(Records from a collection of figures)
Start
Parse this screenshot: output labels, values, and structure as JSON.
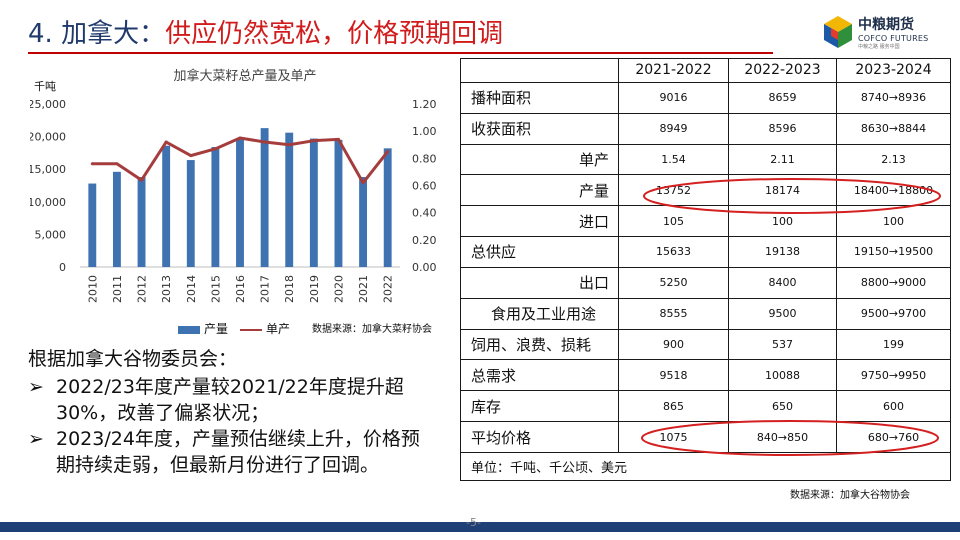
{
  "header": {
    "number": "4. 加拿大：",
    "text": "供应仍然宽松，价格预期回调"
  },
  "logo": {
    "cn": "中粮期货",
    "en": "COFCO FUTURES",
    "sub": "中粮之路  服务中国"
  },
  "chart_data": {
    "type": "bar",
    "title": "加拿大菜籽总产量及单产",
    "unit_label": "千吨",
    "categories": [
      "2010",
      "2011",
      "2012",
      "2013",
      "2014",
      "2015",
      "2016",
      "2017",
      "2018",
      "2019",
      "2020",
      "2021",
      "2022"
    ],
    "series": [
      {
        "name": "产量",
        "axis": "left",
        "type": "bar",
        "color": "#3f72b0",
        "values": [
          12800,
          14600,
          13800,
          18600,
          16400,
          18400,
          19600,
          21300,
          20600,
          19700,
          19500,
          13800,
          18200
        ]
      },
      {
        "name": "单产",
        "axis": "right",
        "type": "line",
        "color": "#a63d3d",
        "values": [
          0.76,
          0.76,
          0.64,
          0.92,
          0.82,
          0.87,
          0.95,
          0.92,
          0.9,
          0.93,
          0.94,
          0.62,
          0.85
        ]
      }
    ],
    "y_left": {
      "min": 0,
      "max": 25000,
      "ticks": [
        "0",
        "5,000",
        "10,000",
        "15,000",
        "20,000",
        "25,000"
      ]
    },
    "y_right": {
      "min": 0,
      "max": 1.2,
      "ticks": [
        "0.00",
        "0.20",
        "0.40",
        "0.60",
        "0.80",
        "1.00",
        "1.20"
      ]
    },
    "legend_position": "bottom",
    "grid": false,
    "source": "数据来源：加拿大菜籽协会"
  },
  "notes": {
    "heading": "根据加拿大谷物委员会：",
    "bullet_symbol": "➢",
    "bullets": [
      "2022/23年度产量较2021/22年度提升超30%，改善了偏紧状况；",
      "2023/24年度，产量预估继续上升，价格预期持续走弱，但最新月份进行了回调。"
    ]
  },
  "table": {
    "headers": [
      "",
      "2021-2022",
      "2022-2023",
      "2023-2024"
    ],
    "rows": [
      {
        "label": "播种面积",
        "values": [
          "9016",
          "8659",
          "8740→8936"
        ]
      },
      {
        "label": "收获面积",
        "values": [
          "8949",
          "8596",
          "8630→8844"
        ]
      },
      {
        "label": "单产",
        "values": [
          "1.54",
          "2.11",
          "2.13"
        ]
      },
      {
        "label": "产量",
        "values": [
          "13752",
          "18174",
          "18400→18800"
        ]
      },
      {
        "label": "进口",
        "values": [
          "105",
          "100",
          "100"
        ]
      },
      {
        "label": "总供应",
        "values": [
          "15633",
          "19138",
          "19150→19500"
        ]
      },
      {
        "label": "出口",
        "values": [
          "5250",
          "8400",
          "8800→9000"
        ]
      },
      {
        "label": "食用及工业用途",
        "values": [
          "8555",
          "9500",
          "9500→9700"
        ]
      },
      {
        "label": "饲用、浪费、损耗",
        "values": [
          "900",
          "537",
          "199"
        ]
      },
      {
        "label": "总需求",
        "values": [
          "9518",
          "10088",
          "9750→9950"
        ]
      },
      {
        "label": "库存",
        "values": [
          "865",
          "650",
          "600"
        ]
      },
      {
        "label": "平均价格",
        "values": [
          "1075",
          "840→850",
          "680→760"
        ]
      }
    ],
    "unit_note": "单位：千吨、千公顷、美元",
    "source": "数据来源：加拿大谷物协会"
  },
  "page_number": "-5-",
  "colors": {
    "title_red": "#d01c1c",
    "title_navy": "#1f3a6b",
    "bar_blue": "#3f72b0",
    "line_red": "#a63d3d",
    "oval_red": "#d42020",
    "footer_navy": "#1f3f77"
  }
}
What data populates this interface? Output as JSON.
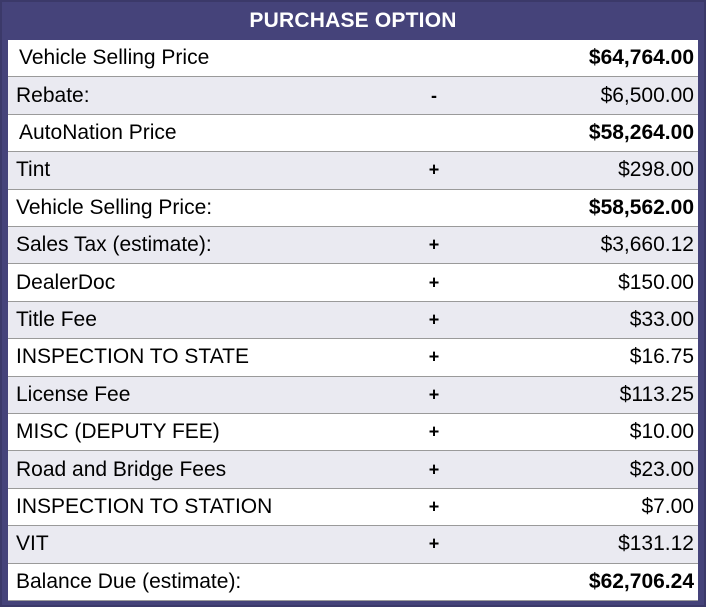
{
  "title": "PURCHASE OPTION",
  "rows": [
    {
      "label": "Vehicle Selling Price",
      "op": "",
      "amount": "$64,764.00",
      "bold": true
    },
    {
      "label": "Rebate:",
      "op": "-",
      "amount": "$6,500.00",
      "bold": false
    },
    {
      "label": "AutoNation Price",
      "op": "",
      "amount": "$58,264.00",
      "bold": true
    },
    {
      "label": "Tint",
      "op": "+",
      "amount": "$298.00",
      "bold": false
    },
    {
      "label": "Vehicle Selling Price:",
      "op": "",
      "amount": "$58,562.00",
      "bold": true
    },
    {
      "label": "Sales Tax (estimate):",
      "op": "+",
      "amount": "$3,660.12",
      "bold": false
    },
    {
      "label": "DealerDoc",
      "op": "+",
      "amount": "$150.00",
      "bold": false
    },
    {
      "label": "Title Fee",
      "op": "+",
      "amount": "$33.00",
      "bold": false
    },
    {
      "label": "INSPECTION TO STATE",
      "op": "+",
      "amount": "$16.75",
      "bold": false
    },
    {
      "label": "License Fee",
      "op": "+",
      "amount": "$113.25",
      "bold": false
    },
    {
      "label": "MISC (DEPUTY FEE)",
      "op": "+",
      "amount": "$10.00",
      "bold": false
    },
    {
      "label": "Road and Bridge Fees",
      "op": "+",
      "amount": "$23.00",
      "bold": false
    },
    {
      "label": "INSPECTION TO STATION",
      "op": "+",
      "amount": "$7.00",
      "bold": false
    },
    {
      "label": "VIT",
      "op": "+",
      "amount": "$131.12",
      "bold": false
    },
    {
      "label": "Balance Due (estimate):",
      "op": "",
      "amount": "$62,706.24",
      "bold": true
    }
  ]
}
End
## PROBLEM DETAILS
From the records above, pick out and copy each line holding the word "source".

## FULL ANSWER
    "source": "数据来源：加拿大菜籽协会"
    "source": "数据来源：加拿大谷物协会"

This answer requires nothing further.